## Extract
As I expressed agreement with her rant, she told me she was leaving. “Here, or the city?” I asked. “Right now, I want to leave Philadelphia,” came her reply.

Here’s the kicker: Both Ruhel Islam and that neighbor I met this morning are right.

As Martin Luther King knew and the rest of us tend to forget, violence is the last, not the first, resort of most people who face oppression, subjugation or mere discrimination. We have been pressing the case against cops who deny our humanity when they encounter us (possibly) doing something wrong for several decades now. Stonewall someone who’s been wronged too many times, and unless they have the patience of a saint, sooner or later, they will lash out.

And then, after they do, the opportunists come around to push their own agendas. Whether it’s to overturn the whole system as the anarchists want, to hasten the race war as the white nationalists want, or just to “get paid” as the looters want, they all distract from the message the protesters meant to deliver with their shouts, bricks and flames.

And they discredit it in the eyes of too many. It seems we have a hard time dealing with holding two seemingly contradictory thoughts at the same time. In this case, the thoughts are: The rioters want to call our attention to a continuing injustice we should have fixed by now. And: We who suffer the injustice can be our own worst enemies at times.

## Instruction a
Reproduce every row of the labeled region entries below, character for character.

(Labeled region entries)
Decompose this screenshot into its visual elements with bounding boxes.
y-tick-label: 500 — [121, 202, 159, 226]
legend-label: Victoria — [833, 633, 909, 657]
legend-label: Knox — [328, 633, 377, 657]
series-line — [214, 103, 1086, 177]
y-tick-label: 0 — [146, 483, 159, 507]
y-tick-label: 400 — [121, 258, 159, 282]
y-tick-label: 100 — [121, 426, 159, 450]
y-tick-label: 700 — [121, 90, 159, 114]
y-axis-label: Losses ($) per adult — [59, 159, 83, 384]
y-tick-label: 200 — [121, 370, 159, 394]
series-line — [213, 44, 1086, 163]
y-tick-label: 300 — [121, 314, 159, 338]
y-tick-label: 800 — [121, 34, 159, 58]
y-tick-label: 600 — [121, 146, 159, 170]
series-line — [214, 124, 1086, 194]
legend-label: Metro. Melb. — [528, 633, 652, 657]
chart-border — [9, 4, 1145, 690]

## Instruction b
In the passage about protests and rioting, which city does the neighbor say she wants to leave right now?

## Correct output a
Decompose this screenshot into its visual elements with bounding boxes.
y-tick-label: 500 — [121, 202, 159, 226]
legend-label: Victoria — [833, 633, 909, 657]
legend-label: Knox — [328, 633, 377, 657]
series-line — [214, 103, 1086, 177]
y-tick-label: 0 — [146, 483, 159, 507]
y-tick-label: 400 — [121, 258, 159, 282]
y-tick-label: 100 — [121, 426, 159, 450]
y-tick-label: 700 — [121, 90, 159, 114]
y-axis-label: Losses ($) per adult — [59, 159, 83, 384]
y-tick-label: 200 — [121, 370, 159, 394]
series-line — [213, 44, 1086, 163]
y-tick-label: 300 — [121, 314, 159, 338]
y-tick-label: 800 — [121, 34, 159, 58]
y-tick-label: 600 — [121, 146, 159, 170]
series-line — [214, 124, 1086, 194]
legend-label: Metro. Melb. — [528, 633, 652, 657]
chart-border — [9, 4, 1145, 690]

## Correct output b
Philadelphia